Request -
In the listing below, locate the lines that hold "source" and copy them.

BEGIN Dataset content

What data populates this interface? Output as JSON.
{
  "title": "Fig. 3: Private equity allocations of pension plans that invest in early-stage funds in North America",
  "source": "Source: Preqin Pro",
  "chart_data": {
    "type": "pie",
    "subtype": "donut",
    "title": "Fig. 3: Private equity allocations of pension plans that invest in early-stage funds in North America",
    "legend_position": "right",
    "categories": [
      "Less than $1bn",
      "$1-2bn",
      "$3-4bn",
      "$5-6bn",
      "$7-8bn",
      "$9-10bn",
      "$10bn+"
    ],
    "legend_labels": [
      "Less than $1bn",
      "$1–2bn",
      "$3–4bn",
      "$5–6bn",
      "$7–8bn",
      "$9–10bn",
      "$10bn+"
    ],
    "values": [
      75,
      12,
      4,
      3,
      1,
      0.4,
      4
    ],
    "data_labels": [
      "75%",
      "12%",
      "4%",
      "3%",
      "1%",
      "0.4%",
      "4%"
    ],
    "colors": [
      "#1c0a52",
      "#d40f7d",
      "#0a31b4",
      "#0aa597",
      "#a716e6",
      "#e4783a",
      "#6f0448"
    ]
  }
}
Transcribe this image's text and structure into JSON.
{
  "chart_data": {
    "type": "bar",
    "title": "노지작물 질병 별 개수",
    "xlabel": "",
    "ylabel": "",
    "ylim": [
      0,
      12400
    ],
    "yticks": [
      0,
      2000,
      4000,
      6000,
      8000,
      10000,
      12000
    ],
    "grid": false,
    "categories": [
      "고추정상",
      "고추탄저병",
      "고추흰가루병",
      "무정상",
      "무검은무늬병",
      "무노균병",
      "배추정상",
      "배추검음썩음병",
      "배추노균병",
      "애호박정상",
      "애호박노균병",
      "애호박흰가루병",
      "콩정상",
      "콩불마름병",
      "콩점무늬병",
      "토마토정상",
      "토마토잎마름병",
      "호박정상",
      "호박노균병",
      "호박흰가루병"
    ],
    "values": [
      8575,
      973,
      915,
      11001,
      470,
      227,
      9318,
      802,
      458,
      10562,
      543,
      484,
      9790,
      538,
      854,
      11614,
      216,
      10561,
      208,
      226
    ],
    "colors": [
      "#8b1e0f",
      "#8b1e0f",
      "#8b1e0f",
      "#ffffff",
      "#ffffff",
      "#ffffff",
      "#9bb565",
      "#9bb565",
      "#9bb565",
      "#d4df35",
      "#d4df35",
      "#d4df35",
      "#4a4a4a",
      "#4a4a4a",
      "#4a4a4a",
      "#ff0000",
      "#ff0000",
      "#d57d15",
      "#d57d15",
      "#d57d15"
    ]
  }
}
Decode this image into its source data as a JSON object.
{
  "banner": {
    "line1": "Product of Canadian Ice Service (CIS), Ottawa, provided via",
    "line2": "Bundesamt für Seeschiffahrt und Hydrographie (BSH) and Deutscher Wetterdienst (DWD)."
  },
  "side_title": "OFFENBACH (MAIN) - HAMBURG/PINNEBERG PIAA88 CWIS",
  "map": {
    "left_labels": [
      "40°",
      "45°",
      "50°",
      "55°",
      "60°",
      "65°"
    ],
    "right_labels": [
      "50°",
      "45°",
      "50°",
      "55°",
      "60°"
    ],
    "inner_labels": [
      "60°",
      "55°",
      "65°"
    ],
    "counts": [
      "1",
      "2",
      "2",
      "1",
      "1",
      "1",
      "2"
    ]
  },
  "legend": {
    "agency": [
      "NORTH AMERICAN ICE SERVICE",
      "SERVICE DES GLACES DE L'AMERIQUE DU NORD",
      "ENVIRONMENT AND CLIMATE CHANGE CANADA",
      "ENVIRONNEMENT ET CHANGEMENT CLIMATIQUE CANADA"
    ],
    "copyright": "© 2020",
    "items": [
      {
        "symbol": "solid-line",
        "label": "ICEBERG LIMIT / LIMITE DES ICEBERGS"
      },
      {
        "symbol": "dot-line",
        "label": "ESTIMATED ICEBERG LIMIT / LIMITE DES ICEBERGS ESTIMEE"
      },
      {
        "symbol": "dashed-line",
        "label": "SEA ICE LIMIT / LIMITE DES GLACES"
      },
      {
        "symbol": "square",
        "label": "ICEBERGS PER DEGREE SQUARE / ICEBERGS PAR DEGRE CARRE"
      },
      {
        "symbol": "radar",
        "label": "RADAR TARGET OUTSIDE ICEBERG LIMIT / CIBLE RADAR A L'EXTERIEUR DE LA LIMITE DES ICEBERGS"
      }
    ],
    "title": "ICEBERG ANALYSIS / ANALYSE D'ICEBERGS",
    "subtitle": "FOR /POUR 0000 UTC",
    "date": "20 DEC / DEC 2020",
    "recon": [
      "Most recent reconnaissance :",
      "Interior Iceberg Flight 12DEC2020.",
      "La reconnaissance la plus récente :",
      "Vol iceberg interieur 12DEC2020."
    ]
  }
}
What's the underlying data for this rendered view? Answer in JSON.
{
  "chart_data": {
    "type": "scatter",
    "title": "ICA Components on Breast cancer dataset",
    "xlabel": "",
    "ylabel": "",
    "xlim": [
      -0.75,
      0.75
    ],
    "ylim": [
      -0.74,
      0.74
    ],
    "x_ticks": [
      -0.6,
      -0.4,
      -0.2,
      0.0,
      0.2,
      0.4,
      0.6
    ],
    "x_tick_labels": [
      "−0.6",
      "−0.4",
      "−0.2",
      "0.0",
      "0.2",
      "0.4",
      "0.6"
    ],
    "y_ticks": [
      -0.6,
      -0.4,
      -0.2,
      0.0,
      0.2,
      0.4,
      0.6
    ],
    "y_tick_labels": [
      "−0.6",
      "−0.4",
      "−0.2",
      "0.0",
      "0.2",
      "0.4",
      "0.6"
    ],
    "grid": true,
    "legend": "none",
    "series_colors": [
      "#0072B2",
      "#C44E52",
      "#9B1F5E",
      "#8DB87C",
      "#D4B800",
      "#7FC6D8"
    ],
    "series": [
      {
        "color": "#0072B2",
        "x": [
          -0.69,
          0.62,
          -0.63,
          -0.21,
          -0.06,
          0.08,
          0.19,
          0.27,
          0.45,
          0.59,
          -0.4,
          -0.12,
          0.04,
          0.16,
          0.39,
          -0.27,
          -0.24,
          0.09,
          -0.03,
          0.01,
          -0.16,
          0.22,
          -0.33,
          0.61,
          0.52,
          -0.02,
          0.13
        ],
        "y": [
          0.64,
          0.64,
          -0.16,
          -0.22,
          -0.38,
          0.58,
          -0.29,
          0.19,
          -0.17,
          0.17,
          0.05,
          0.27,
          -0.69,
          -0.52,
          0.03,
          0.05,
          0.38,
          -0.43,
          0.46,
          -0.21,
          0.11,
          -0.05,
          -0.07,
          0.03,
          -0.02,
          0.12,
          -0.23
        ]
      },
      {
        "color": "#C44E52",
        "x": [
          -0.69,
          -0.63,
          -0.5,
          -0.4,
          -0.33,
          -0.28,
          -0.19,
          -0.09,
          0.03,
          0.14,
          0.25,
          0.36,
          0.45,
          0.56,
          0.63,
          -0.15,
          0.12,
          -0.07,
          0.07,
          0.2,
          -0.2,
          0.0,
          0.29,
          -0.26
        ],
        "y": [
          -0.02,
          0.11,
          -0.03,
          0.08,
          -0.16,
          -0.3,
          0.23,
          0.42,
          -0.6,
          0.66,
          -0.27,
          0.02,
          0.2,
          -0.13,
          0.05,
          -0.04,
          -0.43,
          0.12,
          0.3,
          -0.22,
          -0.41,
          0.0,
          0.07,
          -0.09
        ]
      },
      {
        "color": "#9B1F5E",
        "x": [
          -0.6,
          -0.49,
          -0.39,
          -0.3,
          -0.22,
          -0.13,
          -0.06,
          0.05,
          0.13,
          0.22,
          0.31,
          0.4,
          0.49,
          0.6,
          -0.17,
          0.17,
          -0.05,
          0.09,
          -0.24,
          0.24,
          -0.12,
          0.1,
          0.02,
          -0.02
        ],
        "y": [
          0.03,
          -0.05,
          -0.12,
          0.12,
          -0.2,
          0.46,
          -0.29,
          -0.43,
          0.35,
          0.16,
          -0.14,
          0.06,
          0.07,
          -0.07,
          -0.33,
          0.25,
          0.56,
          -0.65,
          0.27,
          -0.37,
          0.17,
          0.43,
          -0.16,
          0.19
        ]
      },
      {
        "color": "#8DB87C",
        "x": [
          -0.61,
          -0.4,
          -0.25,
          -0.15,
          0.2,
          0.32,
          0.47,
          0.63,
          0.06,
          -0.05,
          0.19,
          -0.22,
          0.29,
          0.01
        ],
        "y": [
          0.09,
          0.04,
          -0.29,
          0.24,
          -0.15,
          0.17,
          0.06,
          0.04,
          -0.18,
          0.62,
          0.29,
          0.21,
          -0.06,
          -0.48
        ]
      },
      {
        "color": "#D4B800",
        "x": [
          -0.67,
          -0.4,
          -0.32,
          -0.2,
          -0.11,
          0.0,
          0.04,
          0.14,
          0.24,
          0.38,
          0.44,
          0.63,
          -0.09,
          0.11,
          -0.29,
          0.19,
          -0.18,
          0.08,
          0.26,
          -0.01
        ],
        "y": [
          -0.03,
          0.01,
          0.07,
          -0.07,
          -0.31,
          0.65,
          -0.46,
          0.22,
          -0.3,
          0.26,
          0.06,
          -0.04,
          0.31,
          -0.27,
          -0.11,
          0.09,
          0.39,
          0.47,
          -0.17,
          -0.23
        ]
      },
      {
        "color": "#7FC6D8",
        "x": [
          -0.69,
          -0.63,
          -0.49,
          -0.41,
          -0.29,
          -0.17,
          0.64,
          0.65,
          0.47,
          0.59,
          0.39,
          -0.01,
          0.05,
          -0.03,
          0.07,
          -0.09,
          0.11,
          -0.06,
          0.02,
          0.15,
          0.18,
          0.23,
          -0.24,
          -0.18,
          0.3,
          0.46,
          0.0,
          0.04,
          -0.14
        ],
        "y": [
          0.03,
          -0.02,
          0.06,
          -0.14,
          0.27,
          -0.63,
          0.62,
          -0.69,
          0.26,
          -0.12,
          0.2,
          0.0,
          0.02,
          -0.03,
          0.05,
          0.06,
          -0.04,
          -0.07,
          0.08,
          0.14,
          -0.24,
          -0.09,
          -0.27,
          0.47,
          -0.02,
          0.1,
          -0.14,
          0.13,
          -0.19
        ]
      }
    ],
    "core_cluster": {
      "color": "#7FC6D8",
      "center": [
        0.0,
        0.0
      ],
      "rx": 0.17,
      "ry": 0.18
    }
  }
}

END Dataset content

Exercise result -
  "source": "Source: Preqin Pro",
Decode this image into its source data as a JSON object.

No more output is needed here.